TASK BRIEF:
Each entry has to be copied exactly, with nothing missed.

STORED ROWS:
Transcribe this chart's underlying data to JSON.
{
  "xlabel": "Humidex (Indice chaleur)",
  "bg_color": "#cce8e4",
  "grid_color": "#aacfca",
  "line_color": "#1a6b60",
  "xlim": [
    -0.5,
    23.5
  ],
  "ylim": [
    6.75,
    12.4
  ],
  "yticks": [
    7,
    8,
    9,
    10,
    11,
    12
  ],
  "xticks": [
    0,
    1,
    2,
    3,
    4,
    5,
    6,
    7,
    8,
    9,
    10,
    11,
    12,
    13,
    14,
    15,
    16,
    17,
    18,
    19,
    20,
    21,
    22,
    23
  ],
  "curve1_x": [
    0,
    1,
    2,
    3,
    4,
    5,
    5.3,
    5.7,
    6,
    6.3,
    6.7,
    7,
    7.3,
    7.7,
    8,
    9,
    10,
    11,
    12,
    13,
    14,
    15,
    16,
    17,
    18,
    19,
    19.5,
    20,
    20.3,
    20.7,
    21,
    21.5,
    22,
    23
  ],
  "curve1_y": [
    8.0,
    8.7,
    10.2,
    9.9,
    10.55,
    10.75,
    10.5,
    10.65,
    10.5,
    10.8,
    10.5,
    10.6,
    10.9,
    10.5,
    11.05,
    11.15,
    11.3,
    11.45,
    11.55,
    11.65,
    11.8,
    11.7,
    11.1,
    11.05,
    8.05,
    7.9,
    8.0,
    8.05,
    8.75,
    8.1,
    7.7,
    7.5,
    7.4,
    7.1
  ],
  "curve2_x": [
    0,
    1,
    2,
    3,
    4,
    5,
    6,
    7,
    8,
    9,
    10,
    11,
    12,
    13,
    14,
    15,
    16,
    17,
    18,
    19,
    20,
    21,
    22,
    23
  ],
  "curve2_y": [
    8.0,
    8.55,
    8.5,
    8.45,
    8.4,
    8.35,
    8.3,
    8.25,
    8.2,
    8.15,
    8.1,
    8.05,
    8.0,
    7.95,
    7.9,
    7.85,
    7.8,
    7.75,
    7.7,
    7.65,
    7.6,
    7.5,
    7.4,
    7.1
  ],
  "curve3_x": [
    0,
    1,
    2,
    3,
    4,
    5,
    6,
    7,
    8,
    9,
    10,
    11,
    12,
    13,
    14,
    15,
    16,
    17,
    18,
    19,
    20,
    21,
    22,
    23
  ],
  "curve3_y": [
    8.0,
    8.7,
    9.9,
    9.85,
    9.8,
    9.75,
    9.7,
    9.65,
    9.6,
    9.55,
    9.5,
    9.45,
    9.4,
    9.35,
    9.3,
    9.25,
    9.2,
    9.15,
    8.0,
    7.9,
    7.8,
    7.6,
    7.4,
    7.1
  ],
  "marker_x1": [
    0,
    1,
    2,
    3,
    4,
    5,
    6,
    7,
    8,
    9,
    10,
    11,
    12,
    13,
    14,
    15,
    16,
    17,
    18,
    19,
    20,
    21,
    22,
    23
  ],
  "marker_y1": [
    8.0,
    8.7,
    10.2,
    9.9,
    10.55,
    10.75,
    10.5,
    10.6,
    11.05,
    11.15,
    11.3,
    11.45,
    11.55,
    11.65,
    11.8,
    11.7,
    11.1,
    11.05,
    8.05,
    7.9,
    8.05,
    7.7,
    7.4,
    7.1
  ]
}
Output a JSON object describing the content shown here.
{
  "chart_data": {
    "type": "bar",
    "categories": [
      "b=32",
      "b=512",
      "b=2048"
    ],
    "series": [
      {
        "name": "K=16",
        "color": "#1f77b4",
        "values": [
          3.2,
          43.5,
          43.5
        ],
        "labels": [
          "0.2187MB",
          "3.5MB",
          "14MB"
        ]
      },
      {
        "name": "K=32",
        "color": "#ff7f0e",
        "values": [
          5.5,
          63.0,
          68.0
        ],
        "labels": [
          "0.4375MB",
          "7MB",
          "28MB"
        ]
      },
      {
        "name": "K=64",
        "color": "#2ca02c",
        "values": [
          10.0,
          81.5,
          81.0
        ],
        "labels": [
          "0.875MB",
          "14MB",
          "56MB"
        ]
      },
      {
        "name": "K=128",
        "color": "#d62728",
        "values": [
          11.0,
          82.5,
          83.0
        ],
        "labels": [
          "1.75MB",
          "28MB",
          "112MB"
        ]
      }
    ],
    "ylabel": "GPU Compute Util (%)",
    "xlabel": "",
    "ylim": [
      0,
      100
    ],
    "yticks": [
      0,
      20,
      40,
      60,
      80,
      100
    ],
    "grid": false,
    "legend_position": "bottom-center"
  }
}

RESPONSE FOR THIS EXERCISE:
Transcribe this chart's underlying data to JSON.
{
  "xlabel": "Humidex (Indice chaleur)",
  "bg_color": "#cce8e4",
  "grid_color": "#aacfca",
  "line_color": "#1a6b60",
  "xlim": [
    -0.5,
    23.5
  ],
  "ylim": [
    6.75,
    12.4
  ],
  "yticks": [
    7,
    8,
    9,
    10,
    11,
    12
  ],
  "xticks": [
    0,
    1,
    2,
    3,
    4,
    5,
    6,
    7,
    8,
    9,
    10,
    11,
    12,
    13,
    14,
    15,
    16,
    17,
    18,
    19,
    20,
    21,
    22,
    23
  ],
  "curve1_x": [
    0,
    1,
    2,
    3,
    4,
    5,
    5.3,
    5.7,
    6,
    6.3,
    6.7,
    7,
    7.3,
    7.7,
    8,
    9,
    10,
    11,
    12,
    13,
    14,
    15,
    16,
    17,
    18,
    19,
    19.5,
    20,
    20.3,
    20.7,
    21,
    21.5,
    22,
    23
  ],
  "curve1_y": [
    8.0,
    8.7,
    10.2,
    9.9,
    10.55,
    10.75,
    10.5,
    10.65,
    10.5,
    10.8,
    10.5,
    10.6,
    10.9,
    10.5,
    11.05,
    11.15,
    11.3,
    11.45,
    11.55,
    11.65,
    11.8,
    11.7,
    11.1,
    11.05,
    8.05,
    7.9,
    8.0,
    8.05,
    8.75,
    8.1,
    7.7,
    7.5,
    7.4,
    7.1
  ],
  "curve2_x": [
    0,
    1,
    2,
    3,
    4,
    5,
    6,
    7,
    8,
    9,
    10,
    11,
    12,
    13,
    14,
    15,
    16,
    17,
    18,
    19,
    20,
    21,
    22,
    23
  ],
  "curve2_y": [
    8.0,
    8.55,
    8.5,
    8.45,
    8.4,
    8.35,
    8.3,
    8.25,
    8.2,
    8.15,
    8.1,
    8.05,
    8.0,
    7.95,
    7.9,
    7.85,
    7.8,
    7.75,
    7.7,
    7.65,
    7.6,
    7.5,
    7.4,
    7.1
  ],
  "curve3_x": [
    0,
    1,
    2,
    3,
    4,
    5,
    6,
    7,
    8,
    9,
    10,
    11,
    12,
    13,
    14,
    15,
    16,
    17,
    18,
    19,
    20,
    21,
    22,
    23
  ],
  "curve3_y": [
    8.0,
    8.7,
    9.9,
    9.85,
    9.8,
    9.75,
    9.7,
    9.65,
    9.6,
    9.55,
    9.5,
    9.45,
    9.4,
    9.35,
    9.3,
    9.25,
    9.2,
    9.15,
    8.0,
    7.9,
    7.8,
    7.6,
    7.4,
    7.1
  ],
  "marker_x1": [
    0,
    1,
    2,
    3,
    4,
    5,
    6,
    7,
    8,
    9,
    10,
    11,
    12,
    13,
    14,
    15,
    16,
    17,
    18,
    19,
    20,
    21,
    22,
    23
  ],
  "marker_y1": [
    8.0,
    8.7,
    10.2,
    9.9,
    10.55,
    10.75,
    10.5,
    10.6,
    11.05,
    11.15,
    11.3,
    11.45,
    11.55,
    11.65,
    11.8,
    11.7,
    11.1,
    11.05,
    8.05,
    7.9,
    8.05,
    7.7,
    7.4,
    7.1
  ]
}
Output a JSON object describing the content shown here.
{
  "chart_data": {
    "type": "bar",
    "categories": [
      "b=32",
      "b=512",
      "b=2048"
    ],
    "series": [
      {
        "name": "K=16",
        "color": "#1f77b4",
        "values": [
          3.2,
          43.5,
          43.5
        ],
        "labels": [
          "0.2187MB",
          "3.5MB",
          "14MB"
        ]
      },
      {
        "name": "K=32",
        "color": "#ff7f0e",
        "values": [
          5.5,
          63.0,
          68.0
        ],
        "labels": [
          "0.4375MB",
          "7MB",
          "28MB"
        ]
      },
      {
        "name": "K=64",
        "color": "#2ca02c",
        "values": [
          10.0,
          81.5,
          81.0
        ],
        "labels": [
          "0.875MB",
          "14MB",
          "56MB"
        ]
      },
      {
        "name": "K=128",
        "color": "#d62728",
        "values": [
          11.0,
          82.5,
          83.0
        ],
        "labels": [
          "1.75MB",
          "28MB",
          "112MB"
        ]
      }
    ],
    "ylabel": "GPU Compute Util (%)",
    "xlabel": "",
    "ylim": [
      0,
      100
    ],
    "yticks": [
      0,
      20,
      40,
      60,
      80,
      100
    ],
    "grid": false,
    "legend_position": "bottom-center"
  }
}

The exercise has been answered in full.